Task instructions: Copy word for word the part of the Oprah Winfrey article below starting at "She and her" and ending at "lavish, thrill-a-minute mega-production.".

Selection:

An advertisement from Oprah Winfrey’s early days as an evening news anchor in Nashville in the mid-1970s. Winfrey and her thousands of hours of TV are now the subjects of a big, fascinating exhibition at the Smithsonian’s National Museum of African American History and Culture that captures what the show was, did and has meant.

Has any American spent more of her career flinging her arms up in shock and elation than Oprah Winfrey? Maybe — maybe — certain long-suffering and spoiled-rotten sports fans. But in 25 years of hosting a daytime talk show five days a week, nine months out of 12, often to gigantic ratings, Winfrey raised her arms a lot — over makeovers and giveaways and celebrity surprises, like that time, in 2011, nearing the final broadcast of “The Oprah Winfrey Show,” when she turned around and saw Stevie Wonder, at a piano, rising out of an arena floor. OK, it was only one arm, but it went up with the force of two. Her reaction was part “buzzer beater,” part “pageant win.”

She and her thousands of hours of TV are now the subjects of a big, fascinating exhibition at the Smithsonian’s National Museum of African American History and Culture that captures what the show was, did and has meant. And it includes that Stevie Wonder moment, in a short montage focused on the show’s leap, in its final years, into lavish, thrill-a-minute mega-production.

Listed records:

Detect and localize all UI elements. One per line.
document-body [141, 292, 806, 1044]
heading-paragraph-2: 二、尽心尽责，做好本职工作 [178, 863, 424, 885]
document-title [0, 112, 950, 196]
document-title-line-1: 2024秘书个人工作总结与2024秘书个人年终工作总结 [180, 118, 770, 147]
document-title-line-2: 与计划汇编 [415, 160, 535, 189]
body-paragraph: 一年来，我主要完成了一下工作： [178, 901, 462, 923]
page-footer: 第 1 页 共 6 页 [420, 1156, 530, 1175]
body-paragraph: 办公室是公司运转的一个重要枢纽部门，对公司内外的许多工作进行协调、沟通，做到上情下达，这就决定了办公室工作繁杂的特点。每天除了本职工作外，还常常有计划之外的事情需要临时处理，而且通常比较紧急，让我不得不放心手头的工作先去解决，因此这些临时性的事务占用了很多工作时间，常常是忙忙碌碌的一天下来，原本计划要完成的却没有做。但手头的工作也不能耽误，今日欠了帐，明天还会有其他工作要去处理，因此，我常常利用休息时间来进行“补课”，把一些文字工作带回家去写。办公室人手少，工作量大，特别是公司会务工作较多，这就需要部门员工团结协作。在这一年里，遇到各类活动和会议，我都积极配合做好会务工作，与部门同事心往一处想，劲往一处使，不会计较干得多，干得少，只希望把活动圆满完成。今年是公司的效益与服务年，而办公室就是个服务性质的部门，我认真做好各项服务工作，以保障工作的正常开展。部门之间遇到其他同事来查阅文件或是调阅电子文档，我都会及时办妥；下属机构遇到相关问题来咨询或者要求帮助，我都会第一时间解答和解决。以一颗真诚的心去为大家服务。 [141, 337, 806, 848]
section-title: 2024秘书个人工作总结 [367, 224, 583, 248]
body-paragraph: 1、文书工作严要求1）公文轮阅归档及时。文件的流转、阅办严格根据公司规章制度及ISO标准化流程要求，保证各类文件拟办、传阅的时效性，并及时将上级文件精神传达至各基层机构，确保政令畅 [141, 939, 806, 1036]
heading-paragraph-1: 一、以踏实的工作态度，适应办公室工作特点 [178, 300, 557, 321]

---

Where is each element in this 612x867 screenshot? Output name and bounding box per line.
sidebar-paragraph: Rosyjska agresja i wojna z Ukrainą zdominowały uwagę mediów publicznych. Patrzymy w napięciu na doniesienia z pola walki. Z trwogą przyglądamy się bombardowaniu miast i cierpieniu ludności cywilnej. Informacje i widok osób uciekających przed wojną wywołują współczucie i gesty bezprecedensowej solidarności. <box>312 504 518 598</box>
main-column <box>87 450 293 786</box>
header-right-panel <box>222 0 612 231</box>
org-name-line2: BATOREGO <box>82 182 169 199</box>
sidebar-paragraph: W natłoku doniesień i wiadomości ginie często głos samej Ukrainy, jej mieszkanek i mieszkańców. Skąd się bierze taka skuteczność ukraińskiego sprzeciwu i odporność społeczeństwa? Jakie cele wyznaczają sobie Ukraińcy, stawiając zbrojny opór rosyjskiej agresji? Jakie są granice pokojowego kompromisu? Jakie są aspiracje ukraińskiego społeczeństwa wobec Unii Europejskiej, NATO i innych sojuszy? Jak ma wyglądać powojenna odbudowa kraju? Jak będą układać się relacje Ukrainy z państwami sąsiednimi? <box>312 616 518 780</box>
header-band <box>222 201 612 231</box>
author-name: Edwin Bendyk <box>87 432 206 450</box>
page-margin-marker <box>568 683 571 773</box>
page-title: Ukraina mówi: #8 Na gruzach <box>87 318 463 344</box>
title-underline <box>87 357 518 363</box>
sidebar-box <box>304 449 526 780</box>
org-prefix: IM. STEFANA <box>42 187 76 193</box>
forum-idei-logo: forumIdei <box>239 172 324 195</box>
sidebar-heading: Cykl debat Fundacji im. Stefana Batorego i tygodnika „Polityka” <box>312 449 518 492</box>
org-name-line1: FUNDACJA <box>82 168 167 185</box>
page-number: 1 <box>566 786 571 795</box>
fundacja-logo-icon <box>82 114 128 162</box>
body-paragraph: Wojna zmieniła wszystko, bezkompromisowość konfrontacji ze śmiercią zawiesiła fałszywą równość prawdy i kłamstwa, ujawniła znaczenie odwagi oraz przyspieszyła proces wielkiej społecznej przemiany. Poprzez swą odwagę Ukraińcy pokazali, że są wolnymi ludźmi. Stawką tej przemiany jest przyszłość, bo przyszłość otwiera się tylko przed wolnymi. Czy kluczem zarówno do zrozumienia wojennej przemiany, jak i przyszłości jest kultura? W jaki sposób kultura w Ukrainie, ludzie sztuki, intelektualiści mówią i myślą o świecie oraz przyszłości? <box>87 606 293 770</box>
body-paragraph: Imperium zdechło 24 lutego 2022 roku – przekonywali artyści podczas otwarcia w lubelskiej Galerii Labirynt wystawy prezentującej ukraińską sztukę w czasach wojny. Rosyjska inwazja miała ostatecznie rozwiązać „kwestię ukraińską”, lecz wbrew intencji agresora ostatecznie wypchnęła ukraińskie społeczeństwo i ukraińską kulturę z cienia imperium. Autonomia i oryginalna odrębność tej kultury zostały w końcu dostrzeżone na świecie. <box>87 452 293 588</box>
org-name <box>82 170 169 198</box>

--

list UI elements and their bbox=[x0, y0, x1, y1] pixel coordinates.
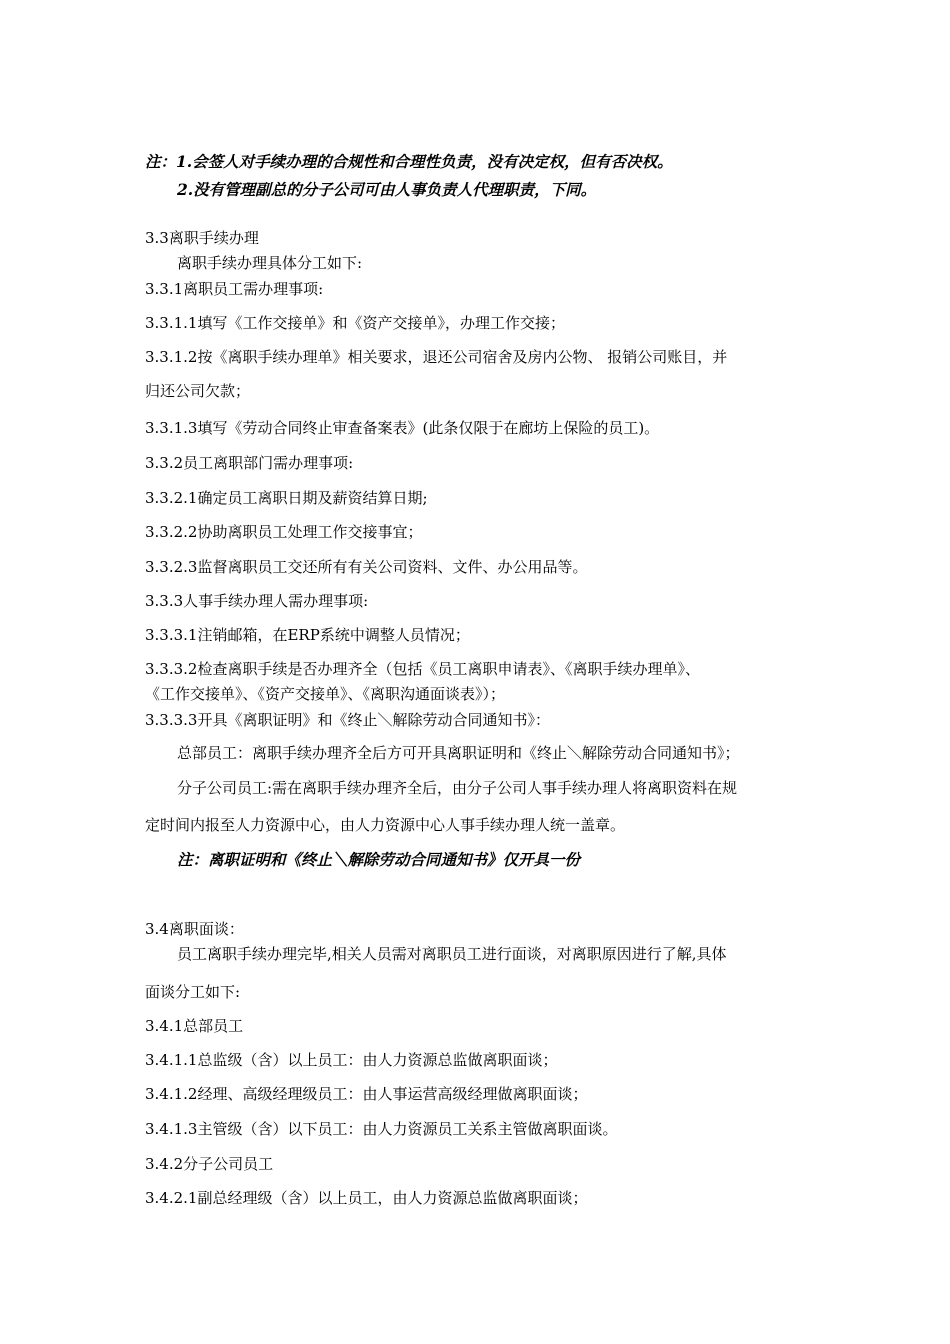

Final answer:
She and her thousands of hours of TV are now the subjects of a big, fascinating exhibition at the Smithsonian’s National Museum of African American History and Culture that captures what the show was, did and has meant. And it includes that Stevie Wonder moment, in a short montage focused on the show’s leap, in its final years, into lavish, thrill-a-minute mega-production.